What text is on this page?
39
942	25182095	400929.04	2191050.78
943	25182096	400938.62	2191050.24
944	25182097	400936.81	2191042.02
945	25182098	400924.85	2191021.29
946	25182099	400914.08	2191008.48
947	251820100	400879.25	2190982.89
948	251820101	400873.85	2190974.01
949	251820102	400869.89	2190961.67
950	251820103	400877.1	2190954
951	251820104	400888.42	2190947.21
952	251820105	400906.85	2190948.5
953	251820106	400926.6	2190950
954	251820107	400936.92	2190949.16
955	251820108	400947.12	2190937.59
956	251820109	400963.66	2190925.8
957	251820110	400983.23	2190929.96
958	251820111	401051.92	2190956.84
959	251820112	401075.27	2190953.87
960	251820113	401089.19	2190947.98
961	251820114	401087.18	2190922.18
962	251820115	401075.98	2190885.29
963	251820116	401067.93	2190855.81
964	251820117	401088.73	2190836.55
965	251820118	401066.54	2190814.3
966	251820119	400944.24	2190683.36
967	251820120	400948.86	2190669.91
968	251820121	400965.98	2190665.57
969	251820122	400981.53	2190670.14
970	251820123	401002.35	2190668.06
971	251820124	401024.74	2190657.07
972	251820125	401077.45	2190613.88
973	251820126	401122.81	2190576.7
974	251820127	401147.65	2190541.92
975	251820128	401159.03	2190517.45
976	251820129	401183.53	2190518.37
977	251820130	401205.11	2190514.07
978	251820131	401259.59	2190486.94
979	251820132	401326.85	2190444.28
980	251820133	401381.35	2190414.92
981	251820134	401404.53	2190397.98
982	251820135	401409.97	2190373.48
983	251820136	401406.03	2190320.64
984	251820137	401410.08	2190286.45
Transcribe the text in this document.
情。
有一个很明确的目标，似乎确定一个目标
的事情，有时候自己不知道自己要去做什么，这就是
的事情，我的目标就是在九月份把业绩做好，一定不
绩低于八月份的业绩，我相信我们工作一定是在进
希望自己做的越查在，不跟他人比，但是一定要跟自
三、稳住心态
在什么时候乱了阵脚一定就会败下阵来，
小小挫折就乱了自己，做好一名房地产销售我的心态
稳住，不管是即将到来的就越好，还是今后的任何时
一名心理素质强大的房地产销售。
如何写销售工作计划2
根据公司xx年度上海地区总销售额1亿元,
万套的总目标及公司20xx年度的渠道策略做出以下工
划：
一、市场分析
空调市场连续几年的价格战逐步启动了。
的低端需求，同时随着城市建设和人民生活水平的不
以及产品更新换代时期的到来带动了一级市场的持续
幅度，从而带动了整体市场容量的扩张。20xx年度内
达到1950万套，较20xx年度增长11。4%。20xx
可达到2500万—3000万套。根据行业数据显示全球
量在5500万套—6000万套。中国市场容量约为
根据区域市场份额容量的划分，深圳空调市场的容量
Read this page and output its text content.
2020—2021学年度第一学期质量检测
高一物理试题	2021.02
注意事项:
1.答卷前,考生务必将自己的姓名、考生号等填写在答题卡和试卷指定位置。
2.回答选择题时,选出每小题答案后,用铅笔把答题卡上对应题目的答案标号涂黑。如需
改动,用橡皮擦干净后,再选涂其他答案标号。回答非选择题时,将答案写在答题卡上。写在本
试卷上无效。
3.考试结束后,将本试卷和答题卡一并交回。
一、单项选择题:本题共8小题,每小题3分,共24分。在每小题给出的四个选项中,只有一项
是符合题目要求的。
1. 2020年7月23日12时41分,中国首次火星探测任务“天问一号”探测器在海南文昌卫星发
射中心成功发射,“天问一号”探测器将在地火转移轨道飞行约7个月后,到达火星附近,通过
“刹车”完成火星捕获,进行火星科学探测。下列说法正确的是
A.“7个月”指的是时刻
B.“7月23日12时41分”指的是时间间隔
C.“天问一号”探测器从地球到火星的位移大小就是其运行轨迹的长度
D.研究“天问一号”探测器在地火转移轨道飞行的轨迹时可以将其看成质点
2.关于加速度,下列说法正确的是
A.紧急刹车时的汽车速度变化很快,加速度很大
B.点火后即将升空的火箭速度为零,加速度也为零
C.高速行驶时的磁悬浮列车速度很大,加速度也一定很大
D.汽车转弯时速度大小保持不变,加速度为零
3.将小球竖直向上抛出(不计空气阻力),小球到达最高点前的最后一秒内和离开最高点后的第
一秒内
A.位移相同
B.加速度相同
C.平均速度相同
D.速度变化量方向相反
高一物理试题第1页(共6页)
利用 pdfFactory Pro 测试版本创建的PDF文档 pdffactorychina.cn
--*--
[Objective]: The records above are to be repeated exactly, in their entirety.

[The solution]:
What text is on this page?
39
942	25182095	400929.04	2191050.78
943	25182096	400938.62	2191050.24
944	25182097	400936.81	2191042.02
945	25182098	400924.85	2191021.29
946	25182099	400914.08	2191008.48
947	251820100	400879.25	2190982.89
948	251820101	400873.85	2190974.01
949	251820102	400869.89	2190961.67
950	251820103	400877.1	2190954
951	251820104	400888.42	2190947.21
952	251820105	400906.85	2190948.5
953	251820106	400926.6	2190950
954	251820107	400936.92	2190949.16
955	251820108	400947.12	2190937.59
956	251820109	400963.66	2190925.8
957	251820110	400983.23	2190929.96
958	251820111	401051.92	2190956.84
959	251820112	401075.27	2190953.87
960	251820113	401089.19	2190947.98
961	251820114	401087.18	2190922.18
962	251820115	401075.98	2190885.29
963	251820116	401067.93	2190855.81
964	251820117	401088.73	2190836.55
965	251820118	401066.54	2190814.3
966	251820119	400944.24	2190683.36
967	251820120	400948.86	2190669.91
968	251820121	400965.98	2190665.57
969	251820122	400981.53	2190670.14
970	251820123	401002.35	2190668.06
971	251820124	401024.74	2190657.07
972	251820125	401077.45	2190613.88
973	251820126	401122.81	2190576.7
974	251820127	401147.65	2190541.92
975	251820128	401159.03	2190517.45
976	251820129	401183.53	2190518.37
977	251820130	401205.11	2190514.07
978	251820131	401259.59	2190486.94
979	251820132	401326.85	2190444.28
980	251820133	401381.35	2190414.92
981	251820134	401404.53	2190397.98
982	251820135	401409.97	2190373.48
983	251820136	401406.03	2190320.64
984	251820137	401410.08	2190286.45
Transcribe the text in this document.
情。
有一个很明确的目标，似乎确定一个目标
的事情，有时候自己不知道自己要去做什么，这就是
的事情，我的目标就是在九月份把业绩做好，一定不
绩低于八月份的业绩，我相信我们工作一定是在进
希望自己做的越查在，不跟他人比，但是一定要跟自
三、稳住心态
在什么时候乱了阵脚一定就会败下阵来，
小小挫折就乱了自己，做好一名房地产销售我的心态
稳住，不管是即将到来的就越好，还是今后的任何时
一名心理素质强大的房地产销售。
如何写销售工作计划2
根据公司xx年度上海地区总销售额1亿元,
万套的总目标及公司20xx年度的渠道策略做出以下工
划：
一、市场分析
空调市场连续几年的价格战逐步启动了。
的低端需求，同时随着城市建设和人民生活水平的不
以及产品更新换代时期的到来带动了一级市场的持续
幅度，从而带动了整体市场容量的扩张。20xx年度内
达到1950万套，较20xx年度增长11。4%。20xx
可达到2500万—3000万套。根据行业数据显示全球
量在5500万套—6000万套。中国市场容量约为
根据区域市场份额容量的划分，深圳空调市场的容量
Read this page and output its text content.
2020—2021学年度第一学期质量检测
高一物理试题	2021.02
注意事项:
1.答卷前,考生务必将自己的姓名、考生号等填写在答题卡和试卷指定位置。
2.回答选择题时,选出每小题答案后,用铅笔把答题卡上对应题目的答案标号涂黑。如需
改动,用橡皮擦干净后,再选涂其他答案标号。回答非选择题时,将答案写在答题卡上。写在本
试卷上无效。
3.考试结束后,将本试卷和答题卡一并交回。
一、单项选择题:本题共8小题,每小题3分,共24分。在每小题给出的四个选项中,只有一项
是符合题目要求的。
1. 2020年7月23日12时41分,中国首次火星探测任务“天问一号”探测器在海南文昌卫星发
射中心成功发射,“天问一号”探测器将在地火转移轨道飞行约7个月后,到达火星附近,通过
“刹车”完成火星捕获,进行火星科学探测。下列说法正确的是
A.“7个月”指的是时刻
B.“7月23日12时41分”指的是时间间隔
C.“天问一号”探测器从地球到火星的位移大小就是其运行轨迹的长度
D.研究“天问一号”探测器在地火转移轨道飞行的轨迹时可以将其看成质点
2.关于加速度,下列说法正确的是
A.紧急刹车时的汽车速度变化很快,加速度很大
B.点火后即将升空的火箭速度为零,加速度也为零
C.高速行驶时的磁悬浮列车速度很大,加速度也一定很大
D.汽车转弯时速度大小保持不变,加速度为零
3.将小球竖直向上抛出(不计空气阻力),小球到达最高点前的最后一秒内和离开最高点后的第
一秒内
A.位移相同
B.加速度相同
C.平均速度相同
D.速度变化量方向相反
高一物理试题第1页(共6页)
利用 pdfFactory Pro 测试版本创建的PDF文档 pdffactorychina.cn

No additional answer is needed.